[Dataset items]
= = =

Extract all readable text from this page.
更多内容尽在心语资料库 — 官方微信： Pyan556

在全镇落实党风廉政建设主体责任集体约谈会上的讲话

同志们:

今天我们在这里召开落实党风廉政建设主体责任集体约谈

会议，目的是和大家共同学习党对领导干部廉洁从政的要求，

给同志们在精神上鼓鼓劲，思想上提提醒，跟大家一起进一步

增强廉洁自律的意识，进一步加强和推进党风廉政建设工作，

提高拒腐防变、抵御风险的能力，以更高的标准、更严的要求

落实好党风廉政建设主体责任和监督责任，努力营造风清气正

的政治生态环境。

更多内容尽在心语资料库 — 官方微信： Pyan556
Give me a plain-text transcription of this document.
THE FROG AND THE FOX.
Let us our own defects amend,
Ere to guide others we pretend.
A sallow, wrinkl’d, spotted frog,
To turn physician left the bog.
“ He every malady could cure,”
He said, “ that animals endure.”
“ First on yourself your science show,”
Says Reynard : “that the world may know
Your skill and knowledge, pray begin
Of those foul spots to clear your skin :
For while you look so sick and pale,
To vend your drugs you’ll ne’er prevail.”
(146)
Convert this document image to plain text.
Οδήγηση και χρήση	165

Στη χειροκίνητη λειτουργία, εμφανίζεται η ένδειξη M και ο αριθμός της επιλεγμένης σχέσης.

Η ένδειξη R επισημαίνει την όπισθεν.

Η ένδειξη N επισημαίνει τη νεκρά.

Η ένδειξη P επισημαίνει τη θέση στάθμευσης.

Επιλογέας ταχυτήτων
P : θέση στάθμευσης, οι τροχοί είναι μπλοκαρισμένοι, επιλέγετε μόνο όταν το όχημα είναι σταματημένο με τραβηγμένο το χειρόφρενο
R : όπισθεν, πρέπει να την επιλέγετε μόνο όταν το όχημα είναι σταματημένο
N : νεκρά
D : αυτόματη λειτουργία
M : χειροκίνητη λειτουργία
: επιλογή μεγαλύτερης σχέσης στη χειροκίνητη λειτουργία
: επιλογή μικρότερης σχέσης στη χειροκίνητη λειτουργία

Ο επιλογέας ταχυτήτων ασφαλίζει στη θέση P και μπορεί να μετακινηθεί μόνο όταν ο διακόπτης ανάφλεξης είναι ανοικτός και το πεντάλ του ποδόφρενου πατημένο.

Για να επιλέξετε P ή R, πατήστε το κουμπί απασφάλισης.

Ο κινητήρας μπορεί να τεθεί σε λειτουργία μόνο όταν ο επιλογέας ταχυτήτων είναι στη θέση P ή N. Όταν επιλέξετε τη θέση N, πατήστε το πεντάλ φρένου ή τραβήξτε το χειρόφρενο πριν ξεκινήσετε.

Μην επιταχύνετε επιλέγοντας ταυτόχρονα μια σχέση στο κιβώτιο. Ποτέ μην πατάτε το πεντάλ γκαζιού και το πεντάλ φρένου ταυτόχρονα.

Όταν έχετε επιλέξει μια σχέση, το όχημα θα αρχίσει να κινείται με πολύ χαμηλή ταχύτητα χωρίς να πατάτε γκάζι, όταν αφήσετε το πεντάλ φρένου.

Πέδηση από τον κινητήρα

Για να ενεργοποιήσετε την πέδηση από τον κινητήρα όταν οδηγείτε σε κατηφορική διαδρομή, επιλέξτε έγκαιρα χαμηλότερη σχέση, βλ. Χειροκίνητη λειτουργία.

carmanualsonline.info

= = =

TASK DIRECTIONS:
Extract all lines containing the word "επισημαίνει".

PROBLEM SOLUTION:
Η ένδειξη R επισημαίνει την όπισθεν.
Η ένδειξη N επισημαίνει τη νεκρά.
Η ένδειξη P επισημαίνει τη θέση στάθμευσης.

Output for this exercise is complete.